§ Aim of the exercise
Scan the data for "with" and copy the lines it appears in.

[Recorded data]
******
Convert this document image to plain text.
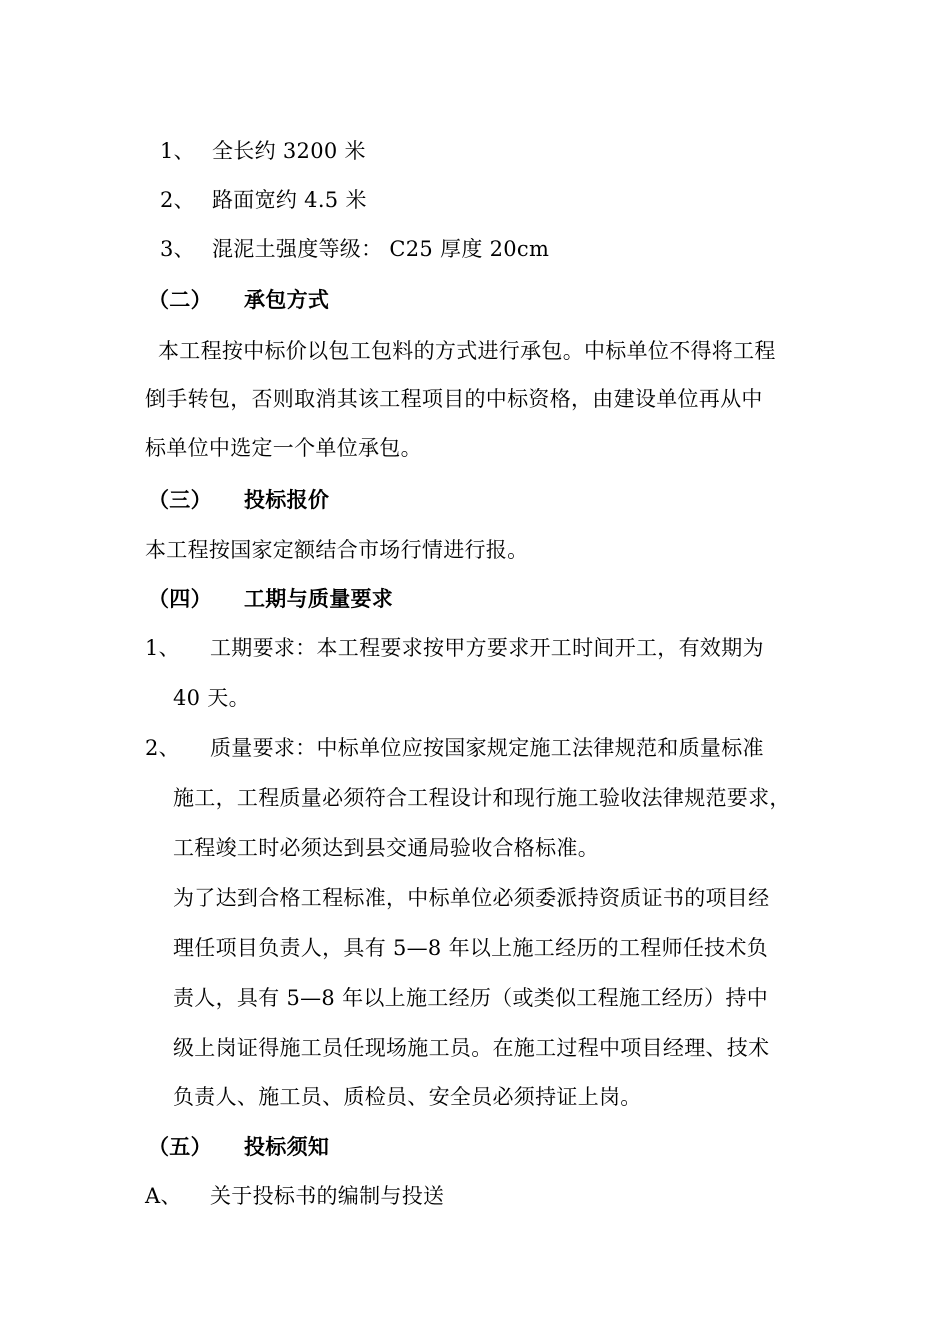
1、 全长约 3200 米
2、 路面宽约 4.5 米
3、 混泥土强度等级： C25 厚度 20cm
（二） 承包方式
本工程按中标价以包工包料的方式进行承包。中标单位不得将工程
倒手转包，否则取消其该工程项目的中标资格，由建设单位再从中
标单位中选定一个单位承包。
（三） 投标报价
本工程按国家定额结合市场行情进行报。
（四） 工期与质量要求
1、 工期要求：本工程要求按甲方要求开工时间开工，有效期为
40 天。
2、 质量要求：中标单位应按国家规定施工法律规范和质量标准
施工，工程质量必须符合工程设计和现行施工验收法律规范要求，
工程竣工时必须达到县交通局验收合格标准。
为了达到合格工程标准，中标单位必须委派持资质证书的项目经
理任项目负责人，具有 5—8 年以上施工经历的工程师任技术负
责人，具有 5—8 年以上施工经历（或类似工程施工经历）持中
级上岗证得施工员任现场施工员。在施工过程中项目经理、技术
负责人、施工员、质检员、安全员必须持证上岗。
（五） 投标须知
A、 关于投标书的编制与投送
******
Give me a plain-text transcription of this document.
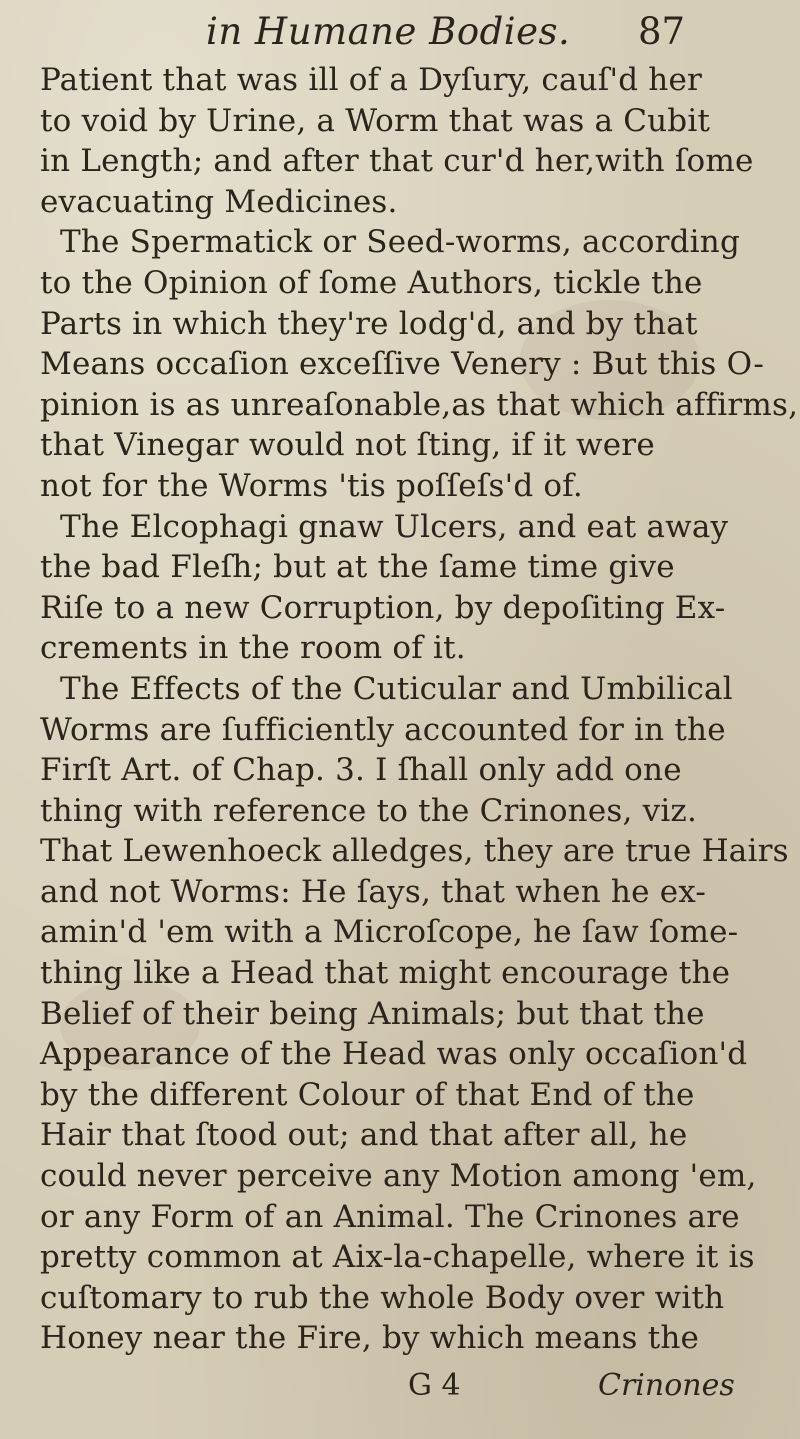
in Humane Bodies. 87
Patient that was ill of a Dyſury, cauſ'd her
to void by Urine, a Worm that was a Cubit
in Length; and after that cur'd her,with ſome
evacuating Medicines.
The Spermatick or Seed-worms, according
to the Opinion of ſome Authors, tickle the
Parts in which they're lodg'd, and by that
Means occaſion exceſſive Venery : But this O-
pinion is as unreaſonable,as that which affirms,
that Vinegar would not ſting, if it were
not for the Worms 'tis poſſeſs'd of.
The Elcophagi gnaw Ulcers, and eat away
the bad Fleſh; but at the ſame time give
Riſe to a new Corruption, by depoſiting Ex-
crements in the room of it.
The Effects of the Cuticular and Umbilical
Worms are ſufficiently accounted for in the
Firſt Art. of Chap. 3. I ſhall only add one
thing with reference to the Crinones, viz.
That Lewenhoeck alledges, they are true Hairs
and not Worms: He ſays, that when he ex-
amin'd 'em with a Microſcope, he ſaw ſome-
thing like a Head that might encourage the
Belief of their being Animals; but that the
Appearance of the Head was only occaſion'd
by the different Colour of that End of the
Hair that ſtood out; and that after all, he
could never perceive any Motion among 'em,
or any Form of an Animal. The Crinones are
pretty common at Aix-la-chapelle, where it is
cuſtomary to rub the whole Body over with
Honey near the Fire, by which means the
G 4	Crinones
******
§ Task result
in Length; and after that cur'd her,with ſome
thing with reference to the Crinones, viz.
amin'd 'em with a Microſcope, he ſaw ſome-
cuſtomary to rub the whole Body over with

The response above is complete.